* Task objective: Leave out the pictures and transcribe everything else exactly.

* Given records:
◇ ◇ ◇ ◇

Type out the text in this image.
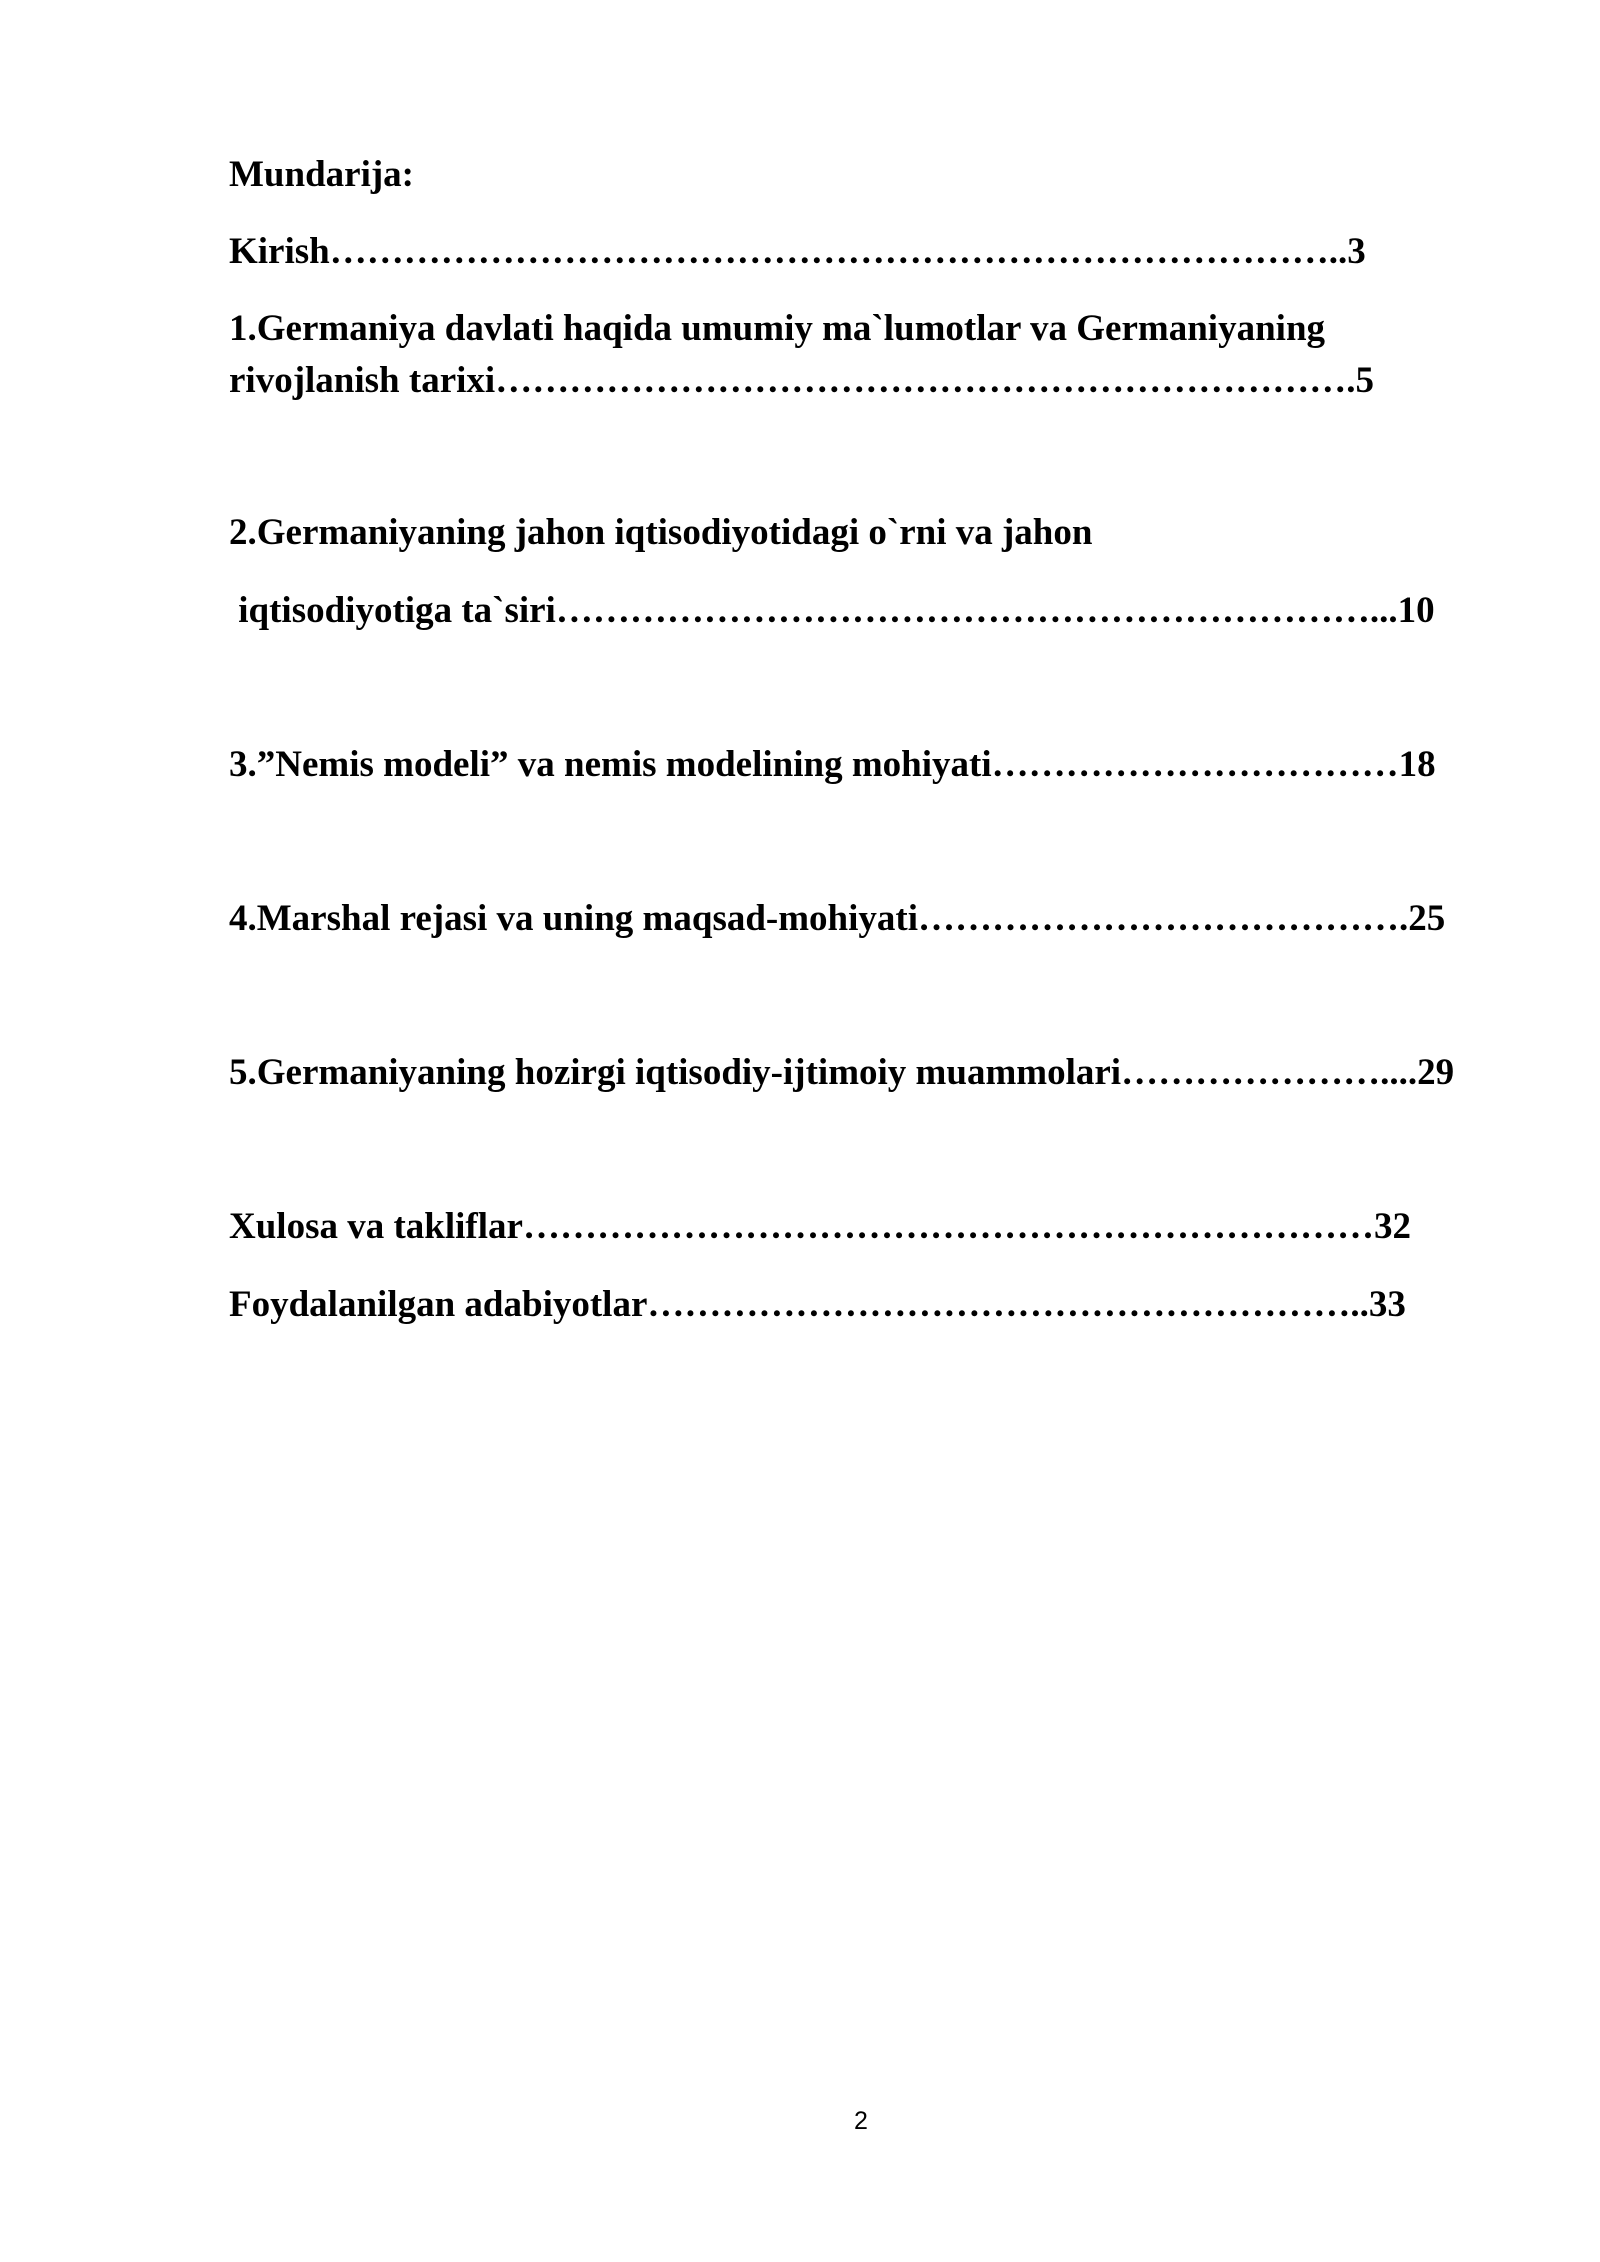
Mundarija:

Kirish………………………………………………………………………..3

1.Germaniya davlati haqida umumiy ma`lumotlar va Germaniyaning

rivojlanish tarixi…………………………………………………………….5

2.Germaniyaning jahon iqtisodiyotidagi o`rni va jahon

iqtisodiyotiga ta`siri…………………………………………………………...10

3.”Nemis modeli” va nemis modelining mohiyati……………………………18

4.Marshal rejasi va uning maqsad-mohiyati………………………………….25

5.Germaniyaning hozirgi iqtisodiy-ijtimoiy muammolari…………………....29

Xulosa va takliflar……………………………………………………………32

Foydalanilgan adabiyotlar…………………………………………………..33

2
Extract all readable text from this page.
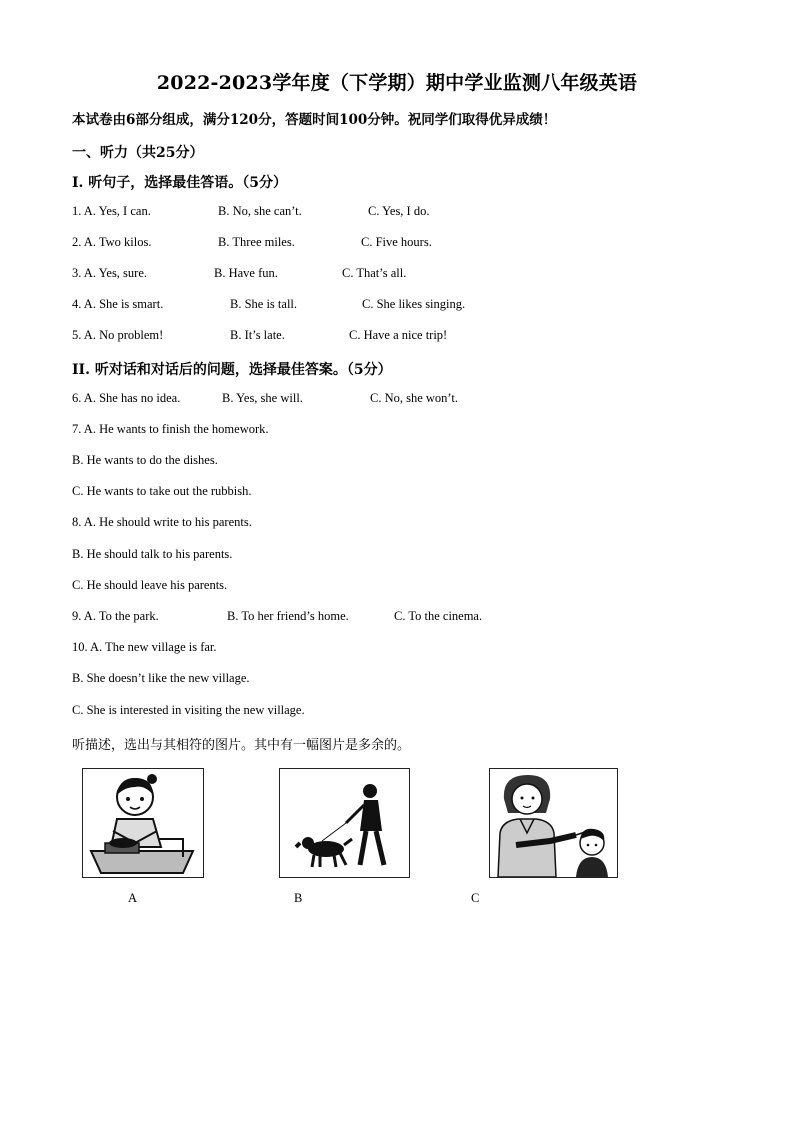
2022-2023学年度（下学期）期中学业监测八年级英语
本试卷由6部分组成，满分120分，答题时间100分钟。祝同学们取得优异成绩！
一、听力（共25分）
I. 听句子，选择最佳答语。（5分）
1. A. Yes, I can.	B. No, she can’t.	C. Yes, I do.
2. A. Two kilos.	B. Three miles.	C. Five hours.
3. A. Yes, sure.	B. Have fun.	C. That’s all.
4. A. She is smart.	B. She is tall.	C. She likes singing.
5. A. No problem!	B. It’s late.	C. Have a nice trip!
II. 听对话和对话后的问题，选择最佳答案。（5分）
6. A. She has no idea.	B. Yes, she will.	C. No, she won’t.
7. A. He wants to finish the homework.
B. He wants to do the dishes.
C. He wants to take out the rubbish.
8. A. He should write to his parents.
B. He should talk to his parents.
C. He should leave his parents.
9. A. To the park.	B. To her friend’s home.	C. To the cinema.
10. A. The new village is far.
B. She doesn’t like the new village.
C. She is interested in visiting the new village.
听描述，选出与其相符的图片。其中有一幅图片是多余的。
A	B	C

◇ ◇ ◇ ◇

* Written solution:
Type out the text in this image.
Mundarija:

Kirish………………………………………………………………………..3

1.Germaniya davlati haqida umumiy ma`lumotlar va Germaniyaning

rivojlanish tarixi…………………………………………………………….5

2.Germaniyaning jahon iqtisodiyotidagi o`rni va jahon

iqtisodiyotiga ta`siri…………………………………………………………...10

3.”Nemis modeli” va nemis modelining mohiyati……………………………18

4.Marshal rejasi va uning maqsad-mohiyati………………………………….25

5.Germaniyaning hozirgi iqtisodiy-ijtimoiy muammolari…………………....29

Xulosa va takliflar……………………………………………………………32

Foydalanilgan adabiyotlar…………………………………………………..33

2
Extract all readable text from this page.
2022-2023学年度（下学期）期中学业监测八年级英语
本试卷由6部分组成，满分120分，答题时间100分钟。祝同学们取得优异成绩！
一、听力（共25分）
I. 听句子，选择最佳答语。（5分）
1. A. Yes, I can.	B. No, she can’t.	C. Yes, I do.
2. A. Two kilos.	B. Three miles.	C. Five hours.
3. A. Yes, sure.	B. Have fun.	C. That’s all.
4. A. She is smart.	B. She is tall.	C. She likes singing.
5. A. No problem!	B. It’s late.	C. Have a nice trip!
II. 听对话和对话后的问题，选择最佳答案。（5分）
6. A. She has no idea.	B. Yes, she will.	C. No, she won’t.
7. A. He wants to finish the homework.
B. He wants to do the dishes.
C. He wants to take out the rubbish.
8. A. He should write to his parents.
B. He should talk to his parents.
C. He should leave his parents.
9. A. To the park.	B. To her friend’s home.	C. To the cinema.
10. A. The new village is far.
B. She doesn’t like the new village.
C. She is interested in visiting the new village.
听描述，选出与其相符的图片。其中有一幅图片是多余的。
A	B	C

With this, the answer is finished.